### Goal
Reproduce only the lines that run from the line with "Read all visible content and emit it as JSON." to the last line of the material, both ends included, exactly as they appear.

### Data for processing
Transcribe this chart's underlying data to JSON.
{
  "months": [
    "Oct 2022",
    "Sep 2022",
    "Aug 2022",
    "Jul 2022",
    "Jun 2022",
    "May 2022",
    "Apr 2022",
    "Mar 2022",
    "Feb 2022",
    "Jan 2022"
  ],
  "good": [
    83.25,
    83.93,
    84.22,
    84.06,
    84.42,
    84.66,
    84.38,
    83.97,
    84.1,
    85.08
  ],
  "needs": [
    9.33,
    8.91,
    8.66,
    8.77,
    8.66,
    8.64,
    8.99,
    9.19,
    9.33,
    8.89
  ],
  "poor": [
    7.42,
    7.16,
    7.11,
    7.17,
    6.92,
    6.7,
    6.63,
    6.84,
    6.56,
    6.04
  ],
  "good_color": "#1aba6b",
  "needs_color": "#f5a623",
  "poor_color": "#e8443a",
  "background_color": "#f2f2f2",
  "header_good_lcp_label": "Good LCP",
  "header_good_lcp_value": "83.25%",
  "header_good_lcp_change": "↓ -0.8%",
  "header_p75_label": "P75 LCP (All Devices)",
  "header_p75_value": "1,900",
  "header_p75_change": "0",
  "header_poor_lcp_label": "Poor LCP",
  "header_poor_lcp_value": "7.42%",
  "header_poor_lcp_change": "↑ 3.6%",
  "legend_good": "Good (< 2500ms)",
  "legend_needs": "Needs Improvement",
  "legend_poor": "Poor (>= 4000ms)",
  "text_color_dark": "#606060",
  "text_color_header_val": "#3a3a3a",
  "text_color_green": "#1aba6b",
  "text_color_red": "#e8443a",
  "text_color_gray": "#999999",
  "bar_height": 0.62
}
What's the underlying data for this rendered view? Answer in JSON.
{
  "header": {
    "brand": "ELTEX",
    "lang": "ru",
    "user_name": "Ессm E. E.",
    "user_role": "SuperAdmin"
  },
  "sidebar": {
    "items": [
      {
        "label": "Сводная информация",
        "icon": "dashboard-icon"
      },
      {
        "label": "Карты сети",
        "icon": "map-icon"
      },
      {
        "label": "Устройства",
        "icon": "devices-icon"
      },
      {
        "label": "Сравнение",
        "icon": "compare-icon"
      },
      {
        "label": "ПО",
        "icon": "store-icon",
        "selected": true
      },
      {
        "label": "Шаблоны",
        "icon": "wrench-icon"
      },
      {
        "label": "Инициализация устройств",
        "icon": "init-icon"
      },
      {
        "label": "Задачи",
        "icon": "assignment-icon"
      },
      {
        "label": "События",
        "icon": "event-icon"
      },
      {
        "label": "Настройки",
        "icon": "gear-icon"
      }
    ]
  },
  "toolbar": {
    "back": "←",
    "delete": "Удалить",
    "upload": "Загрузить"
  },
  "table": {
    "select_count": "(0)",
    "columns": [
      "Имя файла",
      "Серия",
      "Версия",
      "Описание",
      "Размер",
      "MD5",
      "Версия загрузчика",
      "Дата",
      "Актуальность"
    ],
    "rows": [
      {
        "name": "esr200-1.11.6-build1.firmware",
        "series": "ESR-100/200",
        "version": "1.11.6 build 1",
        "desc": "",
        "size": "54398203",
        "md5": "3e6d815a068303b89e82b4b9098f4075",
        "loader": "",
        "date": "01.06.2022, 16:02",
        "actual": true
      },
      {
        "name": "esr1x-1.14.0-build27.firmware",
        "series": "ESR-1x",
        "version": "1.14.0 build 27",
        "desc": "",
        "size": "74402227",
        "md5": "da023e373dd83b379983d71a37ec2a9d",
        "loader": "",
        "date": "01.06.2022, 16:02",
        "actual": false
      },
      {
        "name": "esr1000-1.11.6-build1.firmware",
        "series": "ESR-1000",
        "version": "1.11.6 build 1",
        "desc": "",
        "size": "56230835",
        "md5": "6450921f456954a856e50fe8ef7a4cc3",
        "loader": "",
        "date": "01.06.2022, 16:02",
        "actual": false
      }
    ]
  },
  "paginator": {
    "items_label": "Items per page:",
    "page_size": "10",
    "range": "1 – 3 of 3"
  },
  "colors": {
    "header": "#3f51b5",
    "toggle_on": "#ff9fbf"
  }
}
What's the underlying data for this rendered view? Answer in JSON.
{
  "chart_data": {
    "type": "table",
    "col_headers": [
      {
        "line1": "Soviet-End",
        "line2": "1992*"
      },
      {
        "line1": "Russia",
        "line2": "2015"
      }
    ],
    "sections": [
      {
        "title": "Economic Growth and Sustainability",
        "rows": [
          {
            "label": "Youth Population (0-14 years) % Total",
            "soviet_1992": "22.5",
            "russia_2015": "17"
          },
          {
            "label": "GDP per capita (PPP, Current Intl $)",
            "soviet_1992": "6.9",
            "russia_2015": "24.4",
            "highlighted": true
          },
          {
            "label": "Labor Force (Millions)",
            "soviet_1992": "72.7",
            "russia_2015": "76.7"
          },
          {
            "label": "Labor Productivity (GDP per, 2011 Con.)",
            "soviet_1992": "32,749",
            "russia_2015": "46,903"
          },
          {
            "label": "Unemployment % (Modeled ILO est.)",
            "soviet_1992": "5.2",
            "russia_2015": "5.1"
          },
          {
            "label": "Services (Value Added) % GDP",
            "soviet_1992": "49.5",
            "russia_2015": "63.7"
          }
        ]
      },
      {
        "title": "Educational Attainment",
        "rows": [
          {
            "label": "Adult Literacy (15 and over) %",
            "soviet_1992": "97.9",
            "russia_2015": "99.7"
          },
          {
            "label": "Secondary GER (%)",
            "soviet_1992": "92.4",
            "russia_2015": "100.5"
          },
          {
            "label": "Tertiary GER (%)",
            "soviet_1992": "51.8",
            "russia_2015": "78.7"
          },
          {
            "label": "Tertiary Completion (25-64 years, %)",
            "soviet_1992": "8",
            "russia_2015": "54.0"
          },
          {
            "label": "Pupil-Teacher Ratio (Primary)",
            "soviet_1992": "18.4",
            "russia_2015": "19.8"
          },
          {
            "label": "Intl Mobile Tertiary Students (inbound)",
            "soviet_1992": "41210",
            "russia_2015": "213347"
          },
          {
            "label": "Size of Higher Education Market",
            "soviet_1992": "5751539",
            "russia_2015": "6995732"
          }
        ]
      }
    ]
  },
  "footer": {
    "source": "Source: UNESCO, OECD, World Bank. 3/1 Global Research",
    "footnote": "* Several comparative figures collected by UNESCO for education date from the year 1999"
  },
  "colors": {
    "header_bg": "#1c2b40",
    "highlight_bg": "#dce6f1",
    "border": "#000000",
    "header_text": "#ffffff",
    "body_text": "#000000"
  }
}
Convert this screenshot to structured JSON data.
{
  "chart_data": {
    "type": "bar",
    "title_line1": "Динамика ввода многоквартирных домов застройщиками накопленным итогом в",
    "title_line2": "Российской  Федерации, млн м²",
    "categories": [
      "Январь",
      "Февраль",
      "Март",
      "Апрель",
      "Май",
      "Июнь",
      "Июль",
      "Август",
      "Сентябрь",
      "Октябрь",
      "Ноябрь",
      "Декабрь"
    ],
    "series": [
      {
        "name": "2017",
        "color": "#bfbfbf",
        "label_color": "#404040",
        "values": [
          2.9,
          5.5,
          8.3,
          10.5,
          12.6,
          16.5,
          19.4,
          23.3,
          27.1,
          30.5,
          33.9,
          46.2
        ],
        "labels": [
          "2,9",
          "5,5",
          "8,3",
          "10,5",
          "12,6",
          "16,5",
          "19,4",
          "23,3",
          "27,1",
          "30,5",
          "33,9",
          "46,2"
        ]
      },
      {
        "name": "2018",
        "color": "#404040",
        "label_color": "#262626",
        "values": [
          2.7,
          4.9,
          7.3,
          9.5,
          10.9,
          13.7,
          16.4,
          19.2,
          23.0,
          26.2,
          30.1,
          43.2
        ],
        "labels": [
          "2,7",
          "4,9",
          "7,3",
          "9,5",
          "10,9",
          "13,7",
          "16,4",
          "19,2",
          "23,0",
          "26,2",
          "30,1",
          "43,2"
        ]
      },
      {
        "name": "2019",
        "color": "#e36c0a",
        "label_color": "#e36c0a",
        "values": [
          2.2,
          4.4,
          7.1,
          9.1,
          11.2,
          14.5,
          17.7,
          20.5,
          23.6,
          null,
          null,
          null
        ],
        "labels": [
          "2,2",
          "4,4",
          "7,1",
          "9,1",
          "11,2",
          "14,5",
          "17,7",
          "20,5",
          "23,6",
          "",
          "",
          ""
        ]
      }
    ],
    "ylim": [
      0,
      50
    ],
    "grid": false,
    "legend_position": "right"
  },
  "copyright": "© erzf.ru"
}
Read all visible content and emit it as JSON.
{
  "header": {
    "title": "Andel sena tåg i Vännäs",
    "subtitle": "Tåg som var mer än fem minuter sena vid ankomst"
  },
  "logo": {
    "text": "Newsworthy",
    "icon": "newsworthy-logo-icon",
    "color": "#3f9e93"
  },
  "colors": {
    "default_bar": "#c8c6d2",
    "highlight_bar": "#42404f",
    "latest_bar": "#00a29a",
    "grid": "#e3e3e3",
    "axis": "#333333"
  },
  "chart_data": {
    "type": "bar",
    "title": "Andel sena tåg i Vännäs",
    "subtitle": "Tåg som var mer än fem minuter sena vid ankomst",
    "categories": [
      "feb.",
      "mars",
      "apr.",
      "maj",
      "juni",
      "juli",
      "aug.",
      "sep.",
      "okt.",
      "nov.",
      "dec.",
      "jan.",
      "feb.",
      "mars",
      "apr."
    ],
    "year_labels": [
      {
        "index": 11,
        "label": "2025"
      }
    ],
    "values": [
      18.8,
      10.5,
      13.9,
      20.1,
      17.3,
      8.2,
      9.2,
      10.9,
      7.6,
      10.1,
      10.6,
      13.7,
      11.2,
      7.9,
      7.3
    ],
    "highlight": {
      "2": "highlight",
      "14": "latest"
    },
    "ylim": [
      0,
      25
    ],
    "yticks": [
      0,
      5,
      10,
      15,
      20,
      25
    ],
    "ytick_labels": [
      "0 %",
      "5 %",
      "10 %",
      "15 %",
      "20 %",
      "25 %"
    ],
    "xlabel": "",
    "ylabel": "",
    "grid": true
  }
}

### Answer to the problem
Read all visible content and emit it as JSON.
{
  "header": {
    "title": "Andel sena tåg i Vännäs",
    "subtitle": "Tåg som var mer än fem minuter sena vid ankomst"
  },
  "logo": {
    "text": "Newsworthy",
    "icon": "newsworthy-logo-icon",
    "color": "#3f9e93"
  },
  "colors": {
    "default_bar": "#c8c6d2",
    "highlight_bar": "#42404f",
    "latest_bar": "#00a29a",
    "grid": "#e3e3e3",
    "axis": "#333333"
  },
  "chart_data": {
    "type": "bar",
    "title": "Andel sena tåg i Vännäs",
    "subtitle": "Tåg som var mer än fem minuter sena vid ankomst",
    "categories": [
      "feb.",
      "mars",
      "apr.",
      "maj",
      "juni",
      "juli",
      "aug.",
      "sep.",
      "okt.",
      "nov.",
      "dec.",
      "jan.",
      "feb.",
      "mars",
      "apr."
    ],
    "year_labels": [
      {
        "index": 11,
        "label": "2025"
      }
    ],
    "values": [
      18.8,
      10.5,
      13.9,
      20.1,
      17.3,
      8.2,
      9.2,
      10.9,
      7.6,
      10.1,
      10.6,
      13.7,
      11.2,
      7.9,
      7.3
    ],
    "highlight": {
      "2": "highlight",
      "14": "latest"
    },
    "ylim": [
      0,
      25
    ],
    "yticks": [
      0,
      5,
      10,
      15,
      20,
      25
    ],
    "ytick_labels": [
      "0 %",
      "5 %",
      "10 %",
      "15 %",
      "20 %",
      "25 %"
    ],
    "xlabel": "",
    "ylabel": "",
    "grid": true
  }
}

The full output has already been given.